EXTRACTED MATERIAL
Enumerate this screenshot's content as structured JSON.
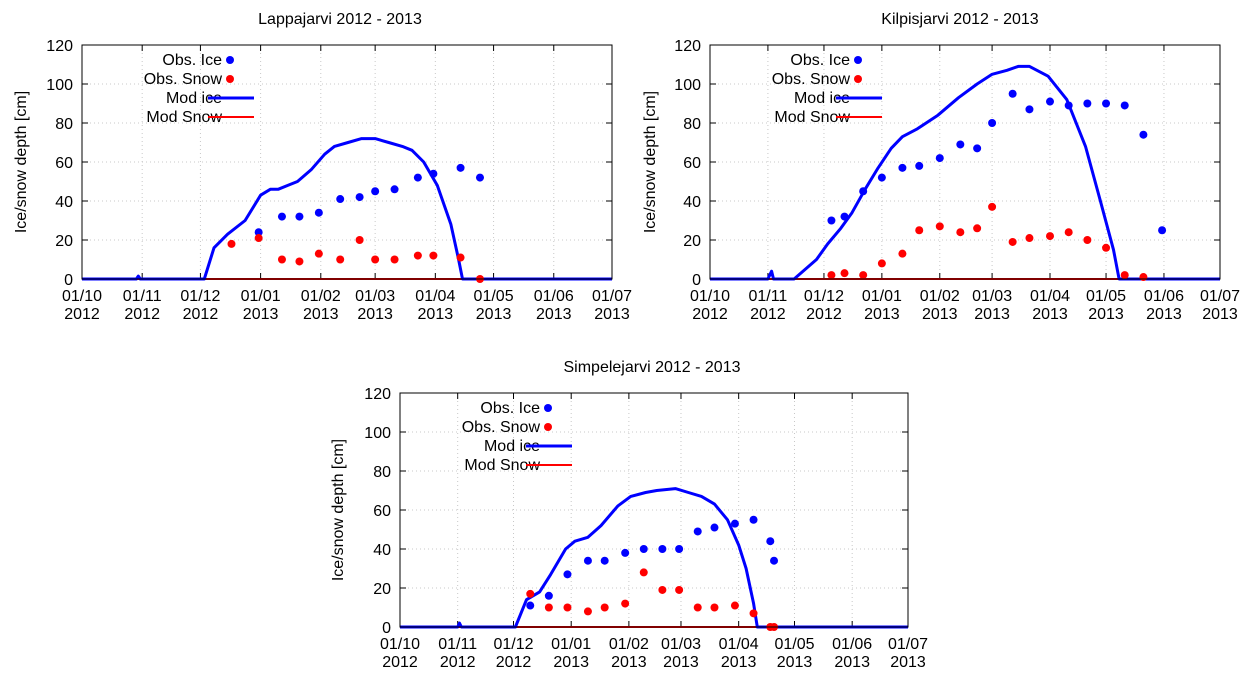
{
  "chart_data": [
    {
      "type": "line",
      "title": "Lappajarvi 2012 - 2013",
      "ylabel": "Ice/snow depth [cm]",
      "xlabel": "",
      "ylim": [
        0,
        120
      ],
      "yticks": [
        0,
        20,
        40,
        60,
        80,
        100,
        120
      ],
      "xlim": [
        "2012-10-01",
        "2013-07-01"
      ],
      "xticks": [
        {
          "date": "2012-10-01",
          "line1": "01/10",
          "line2": "2012"
        },
        {
          "date": "2012-11-01",
          "line1": "01/11",
          "line2": "2012"
        },
        {
          "date": "2012-12-01",
          "line1": "01/12",
          "line2": "2012"
        },
        {
          "date": "2013-01-01",
          "line1": "01/01",
          "line2": "2013"
        },
        {
          "date": "2013-02-01",
          "line1": "01/02",
          "line2": "2013"
        },
        {
          "date": "2013-03-01",
          "line1": "01/03",
          "line2": "2013"
        },
        {
          "date": "2013-04-01",
          "line1": "01/04",
          "line2": "2013"
        },
        {
          "date": "2013-05-01",
          "line1": "01/05",
          "line2": "2013"
        },
        {
          "date": "2013-06-01",
          "line1": "01/06",
          "line2": "2013"
        },
        {
          "date": "2013-07-01",
          "line1": "01/07",
          "line2": "2013"
        }
      ],
      "grid": true,
      "legend_position": "top-left",
      "series": [
        {
          "name": "Obs. Ice",
          "kind": "points",
          "color": "#0000ff",
          "points": [
            [
              "2012-12-31",
              24
            ],
            [
              "2013-01-12",
              32
            ],
            [
              "2013-01-21",
              32
            ],
            [
              "2013-01-31",
              34
            ],
            [
              "2013-02-11",
              41
            ],
            [
              "2013-02-21",
              42
            ],
            [
              "2013-03-01",
              45
            ],
            [
              "2013-03-11",
              46
            ],
            [
              "2013-03-23",
              52
            ],
            [
              "2013-03-31",
              54
            ],
            [
              "2013-04-14",
              57
            ],
            [
              "2013-04-24",
              52
            ]
          ]
        },
        {
          "name": "Obs. Snow",
          "kind": "points",
          "color": "#ff0000",
          "points": [
            [
              "2012-12-17",
              18
            ],
            [
              "2012-12-31",
              21
            ],
            [
              "2013-01-12",
              10
            ],
            [
              "2013-01-21",
              9
            ],
            [
              "2013-01-31",
              13
            ],
            [
              "2013-02-11",
              10
            ],
            [
              "2013-02-21",
              20
            ],
            [
              "2013-03-01",
              10
            ],
            [
              "2013-03-11",
              10
            ],
            [
              "2013-03-23",
              12
            ],
            [
              "2013-03-31",
              12
            ],
            [
              "2013-04-14",
              11
            ],
            [
              "2013-04-24",
              0
            ]
          ]
        },
        {
          "name": "Mod ice",
          "kind": "line",
          "color": "#0000ff",
          "points": [
            [
              "2012-10-01",
              0
            ],
            [
              "2012-10-29",
              0
            ],
            [
              "2012-10-30",
              1.5
            ],
            [
              "2012-10-31",
              0
            ],
            [
              "2012-12-03",
              0
            ],
            [
              "2012-12-08",
              16
            ],
            [
              "2012-12-15",
              23
            ],
            [
              "2012-12-24",
              30
            ],
            [
              "2013-01-01",
              43
            ],
            [
              "2013-01-06",
              46
            ],
            [
              "2013-01-10",
              46
            ],
            [
              "2013-01-15",
              48
            ],
            [
              "2013-01-20",
              50
            ],
            [
              "2013-01-27",
              56
            ],
            [
              "2013-02-03",
              64
            ],
            [
              "2013-02-08",
              68
            ],
            [
              "2013-02-15",
              70
            ],
            [
              "2013-02-22",
              72
            ],
            [
              "2013-03-01",
              72
            ],
            [
              "2013-03-08",
              70
            ],
            [
              "2013-03-15",
              68
            ],
            [
              "2013-03-20",
              66
            ],
            [
              "2013-03-26",
              60
            ],
            [
              "2013-04-02",
              48
            ],
            [
              "2013-04-09",
              28
            ],
            [
              "2013-04-13",
              10
            ],
            [
              "2013-04-15",
              0
            ],
            [
              "2013-07-01",
              0
            ]
          ]
        },
        {
          "name": "Mod Snow",
          "kind": "line",
          "color": "#ff0000",
          "points": [
            [
              "2012-10-01",
              0
            ],
            [
              "2013-07-01",
              0
            ]
          ]
        }
      ]
    },
    {
      "type": "line",
      "title": "Kilpisjarvi 2012 - 2013",
      "ylabel": "Ice/snow depth [cm]",
      "xlabel": "",
      "ylim": [
        0,
        120
      ],
      "yticks": [
        0,
        20,
        40,
        60,
        80,
        100,
        120
      ],
      "xlim": [
        "2012-10-01",
        "2013-07-01"
      ],
      "xticks": [
        {
          "date": "2012-10-01",
          "line1": "01/10",
          "line2": "2012"
        },
        {
          "date": "2012-11-01",
          "line1": "01/11",
          "line2": "2012"
        },
        {
          "date": "2012-12-01",
          "line1": "01/12",
          "line2": "2012"
        },
        {
          "date": "2013-01-01",
          "line1": "01/01",
          "line2": "2013"
        },
        {
          "date": "2013-02-01",
          "line1": "01/02",
          "line2": "2013"
        },
        {
          "date": "2013-03-01",
          "line1": "01/03",
          "line2": "2013"
        },
        {
          "date": "2013-04-01",
          "line1": "01/04",
          "line2": "2013"
        },
        {
          "date": "2013-05-01",
          "line1": "01/05",
          "line2": "2013"
        },
        {
          "date": "2013-06-01",
          "line1": "01/06",
          "line2": "2013"
        },
        {
          "date": "2013-07-01",
          "line1": "01/07",
          "line2": "2013"
        }
      ],
      "grid": true,
      "legend_position": "top-left",
      "series": [
        {
          "name": "Obs. Ice",
          "kind": "points",
          "color": "#0000ff",
          "points": [
            [
              "2012-12-05",
              30
            ],
            [
              "2012-12-12",
              32
            ],
            [
              "2012-12-22",
              45
            ],
            [
              "2013-01-01",
              52
            ],
            [
              "2013-01-12",
              57
            ],
            [
              "2013-01-21",
              58
            ],
            [
              "2013-02-01",
              62
            ],
            [
              "2013-02-12",
              69
            ],
            [
              "2013-02-21",
              67
            ],
            [
              "2013-03-01",
              80
            ],
            [
              "2013-03-12",
              95
            ],
            [
              "2013-03-21",
              87
            ],
            [
              "2013-04-01",
              91
            ],
            [
              "2013-04-11",
              89
            ],
            [
              "2013-04-21",
              90
            ],
            [
              "2013-05-01",
              90
            ],
            [
              "2013-05-11",
              89
            ],
            [
              "2013-05-21",
              74
            ],
            [
              "2013-05-31",
              25
            ]
          ]
        },
        {
          "name": "Obs. Snow",
          "kind": "points",
          "color": "#ff0000",
          "points": [
            [
              "2012-12-05",
              2
            ],
            [
              "2012-12-12",
              3
            ],
            [
              "2012-12-22",
              2
            ],
            [
              "2013-01-01",
              8
            ],
            [
              "2013-01-12",
              13
            ],
            [
              "2013-01-21",
              25
            ],
            [
              "2013-02-01",
              27
            ],
            [
              "2013-02-12",
              24
            ],
            [
              "2013-02-21",
              26
            ],
            [
              "2013-03-01",
              37
            ],
            [
              "2013-03-12",
              19
            ],
            [
              "2013-03-21",
              21
            ],
            [
              "2013-04-01",
              22
            ],
            [
              "2013-04-11",
              24
            ],
            [
              "2013-04-21",
              20
            ],
            [
              "2013-05-01",
              16
            ],
            [
              "2013-05-11",
              2
            ],
            [
              "2013-05-21",
              1
            ]
          ]
        },
        {
          "name": "Mod ice",
          "kind": "line",
          "color": "#0000ff",
          "points": [
            [
              "2012-10-01",
              0
            ],
            [
              "2012-11-01",
              0
            ],
            [
              "2012-11-03",
              4
            ],
            [
              "2012-11-04",
              0
            ],
            [
              "2012-11-15",
              0
            ],
            [
              "2012-11-21",
              5
            ],
            [
              "2012-11-27",
              10
            ],
            [
              "2012-12-03",
              18
            ],
            [
              "2012-12-10",
              26
            ],
            [
              "2012-12-16",
              34
            ],
            [
              "2012-12-23",
              46
            ],
            [
              "2012-12-30",
              57
            ],
            [
              "2013-01-06",
              67
            ],
            [
              "2013-01-12",
              73
            ],
            [
              "2013-01-20",
              77
            ],
            [
              "2013-01-31",
              84
            ],
            [
              "2013-02-11",
              93
            ],
            [
              "2013-02-21",
              100
            ],
            [
              "2013-03-01",
              105
            ],
            [
              "2013-03-09",
              107
            ],
            [
              "2013-03-15",
              109
            ],
            [
              "2013-03-21",
              109
            ],
            [
              "2013-03-31",
              104
            ],
            [
              "2013-04-10",
              92
            ],
            [
              "2013-04-20",
              68
            ],
            [
              "2013-04-28",
              40
            ],
            [
              "2013-05-05",
              15
            ],
            [
              "2013-05-08",
              0
            ],
            [
              "2013-07-01",
              0
            ]
          ]
        },
        {
          "name": "Mod Snow",
          "kind": "line",
          "color": "#ff0000",
          "points": [
            [
              "2012-10-01",
              0
            ],
            [
              "2013-07-01",
              0
            ]
          ]
        }
      ]
    },
    {
      "type": "line",
      "title": "Simpelejarvi 2012 - 2013",
      "ylabel": "Ice/snow depth [cm]",
      "xlabel": "",
      "ylim": [
        0,
        120
      ],
      "yticks": [
        0,
        20,
        40,
        60,
        80,
        100,
        120
      ],
      "xlim": [
        "2012-10-01",
        "2013-07-01"
      ],
      "xticks": [
        {
          "date": "2012-10-01",
          "line1": "01/10",
          "line2": "2012"
        },
        {
          "date": "2012-11-01",
          "line1": "01/11",
          "line2": "2012"
        },
        {
          "date": "2012-12-01",
          "line1": "01/12",
          "line2": "2012"
        },
        {
          "date": "2013-01-01",
          "line1": "01/01",
          "line2": "2013"
        },
        {
          "date": "2013-02-01",
          "line1": "01/02",
          "line2": "2013"
        },
        {
          "date": "2013-03-01",
          "line1": "01/03",
          "line2": "2013"
        },
        {
          "date": "2013-04-01",
          "line1": "01/04",
          "line2": "2013"
        },
        {
          "date": "2013-05-01",
          "line1": "01/05",
          "line2": "2013"
        },
        {
          "date": "2013-06-01",
          "line1": "01/06",
          "line2": "2013"
        },
        {
          "date": "2013-07-01",
          "line1": "01/07",
          "line2": "2013"
        }
      ],
      "grid": true,
      "legend_position": "top-left",
      "series": [
        {
          "name": "Obs. Ice",
          "kind": "points",
          "color": "#0000ff",
          "points": [
            [
              "2012-12-10",
              11
            ],
            [
              "2012-12-20",
              16
            ],
            [
              "2012-12-30",
              27
            ],
            [
              "2013-01-10",
              34
            ],
            [
              "2013-01-19",
              34
            ],
            [
              "2013-01-30",
              38
            ],
            [
              "2013-02-09",
              40
            ],
            [
              "2013-02-19",
              40
            ],
            [
              "2013-02-28",
              40
            ],
            [
              "2013-03-10",
              49
            ],
            [
              "2013-03-19",
              51
            ],
            [
              "2013-03-30",
              53
            ],
            [
              "2013-04-09",
              55
            ],
            [
              "2013-04-18",
              44
            ],
            [
              "2013-04-20",
              34
            ]
          ]
        },
        {
          "name": "Obs. Snow",
          "kind": "points",
          "color": "#ff0000",
          "points": [
            [
              "2012-12-10",
              17
            ],
            [
              "2012-12-20",
              10
            ],
            [
              "2012-12-30",
              10
            ],
            [
              "2013-01-10",
              8
            ],
            [
              "2013-01-19",
              10
            ],
            [
              "2013-01-30",
              12
            ],
            [
              "2013-02-09",
              28
            ],
            [
              "2013-02-19",
              19
            ],
            [
              "2013-02-28",
              19
            ],
            [
              "2013-03-10",
              10
            ],
            [
              "2013-03-19",
              10
            ],
            [
              "2013-03-30",
              11
            ],
            [
              "2013-04-09",
              7
            ],
            [
              "2013-04-18",
              0
            ],
            [
              "2013-04-20",
              0
            ]
          ]
        },
        {
          "name": "Mod ice",
          "kind": "line",
          "color": "#0000ff",
          "points": [
            [
              "2012-10-01",
              0
            ],
            [
              "2012-11-01",
              0
            ],
            [
              "2012-11-02",
              2
            ],
            [
              "2012-11-03",
              0
            ],
            [
              "2012-12-02",
              0
            ],
            [
              "2012-12-08",
              14
            ],
            [
              "2012-12-15",
              18
            ],
            [
              "2012-12-21",
              27
            ],
            [
              "2012-12-29",
              40
            ],
            [
              "2013-01-03",
              44
            ],
            [
              "2013-01-10",
              46
            ],
            [
              "2013-01-17",
              52
            ],
            [
              "2013-01-26",
              62
            ],
            [
              "2013-02-02",
              67
            ],
            [
              "2013-02-10",
              69
            ],
            [
              "2013-02-16",
              70
            ],
            [
              "2013-02-26",
              71
            ],
            [
              "2013-03-05",
              69
            ],
            [
              "2013-03-12",
              67
            ],
            [
              "2013-03-19",
              63
            ],
            [
              "2013-03-26",
              55
            ],
            [
              "2013-04-01",
              42
            ],
            [
              "2013-04-05",
              30
            ],
            [
              "2013-04-09",
              12
            ],
            [
              "2013-04-11",
              0
            ],
            [
              "2013-07-01",
              0
            ]
          ]
        },
        {
          "name": "Mod Snow",
          "kind": "line",
          "color": "#ff0000",
          "points": [
            [
              "2012-10-01",
              0
            ],
            [
              "2013-07-01",
              0
            ]
          ]
        }
      ]
    }
  ]
}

EXERCISE PROMPT
How many of the lines above hold "title"? Answer with only the number.

RESULT FOR THIS EXERCISE
3